→ **Task goal**:
Bring together all lines of the material below that contain the string "Gluten".

→ **Supplied records**:
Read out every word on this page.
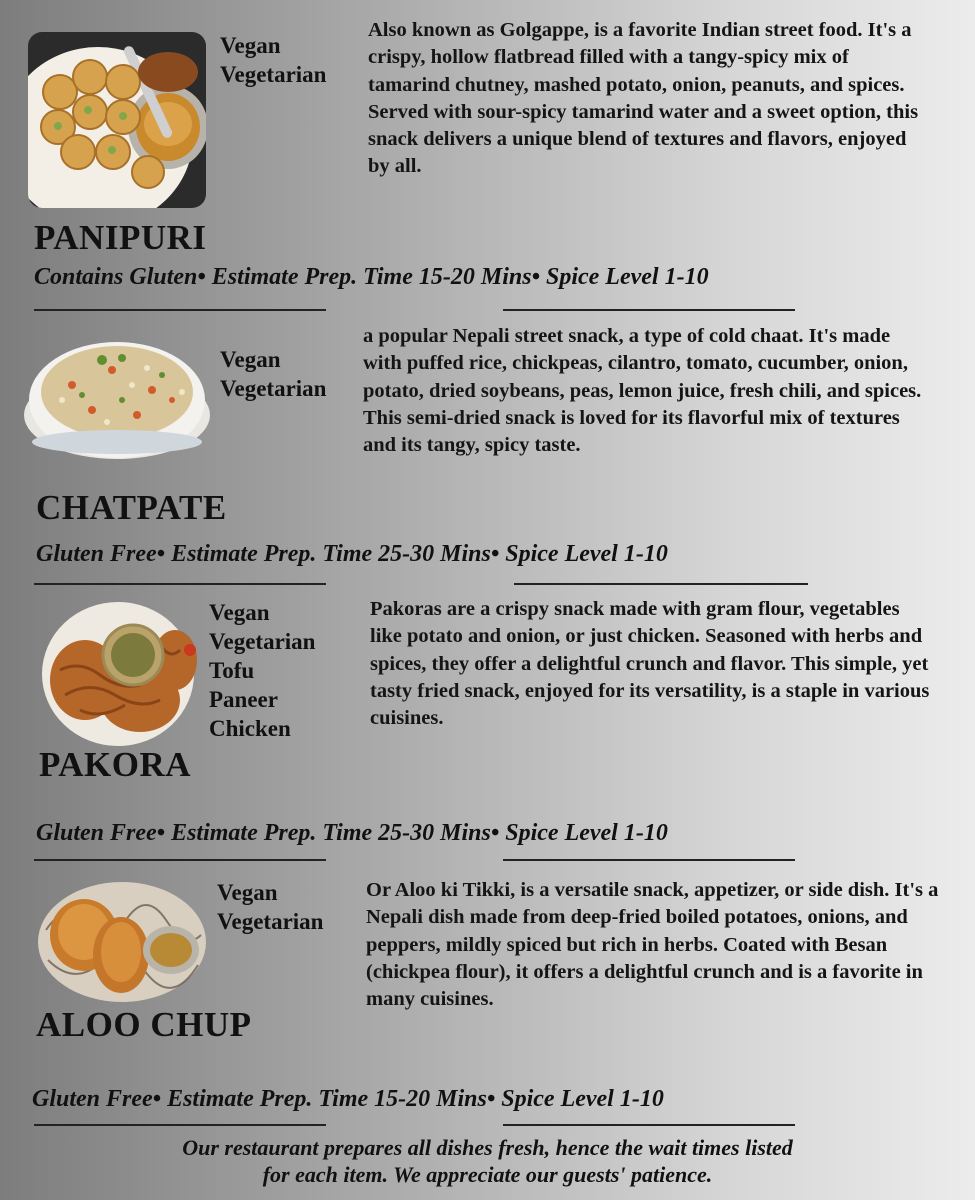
Vegan
Vegetarian
Also known as Golgappe, is a favorite Indian street food. It's a crispy, hollow flatbread filled with a tangy-spicy mix of tamarind chutney, mashed potato, onion, peanuts, and spices. Served with sour-spicy tamarind water and a sweet option, this snack delivers a unique blend of textures and flavors, enjoyed by all.
PANIPURI
Contains Gluten• Estimate Prep. Time 15-20 Mins• Spice Level 1-10
Vegan
Vegetarian
a popular Nepali street snack, a type of cold chaat. It's made with puffed rice, chickpeas, cilantro, tomato, cucumber, onion, potato, dried soybeans, peas, lemon juice, fresh chili, and spices. This semi-dried snack is loved for its flavorful mix of textures and its tangy, spicy taste.
CHATPATE
Gluten Free• Estimate Prep. Time 25-30 Mins• Spice Level 1-10
Vegan
Vegetarian
Tofu
Paneer
Chicken
Pakoras are a crispy snack made with gram flour, vegetables like potato and onion, or just chicken. Seasoned with herbs and spices, they offer a delightful crunch and flavor. This simple, yet tasty fried snack, enjoyed for its versatility, is a staple in various cuisines.
PAKORA
Gluten Free• Estimate Prep. Time 25-30 Mins• Spice Level 1-10
Vegan
Vegetarian
Or Aloo ki Tikki, is a versatile snack, appetizer, or side dish. It's a Nepali dish made from deep-fried boiled potatoes, onions, and peppers, mildly spiced but rich in herbs. Coated with Besan (chickpea flour), it offers a delightful crunch and is a favorite in many cuisines.
ALOO CHUP
Gluten Free• Estimate Prep. Time 15-20 Mins• Spice Level 1-10
Our restaurant prepares all dishes fresh, hence the wait times listed
for each item. We appreciate our guests' patience.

→ **Answer in full**:
Contains Gluten• Estimate Prep. Time 15-20 Mins• Spice Level 1-10
Gluten Free• Estimate Prep. Time 25-30 Mins• Spice Level 1-10
Gluten Free• Estimate Prep. Time 25-30 Mins• Spice Level 1-10
Gluten Free• Estimate Prep. Time 15-20 Mins• Spice Level 1-10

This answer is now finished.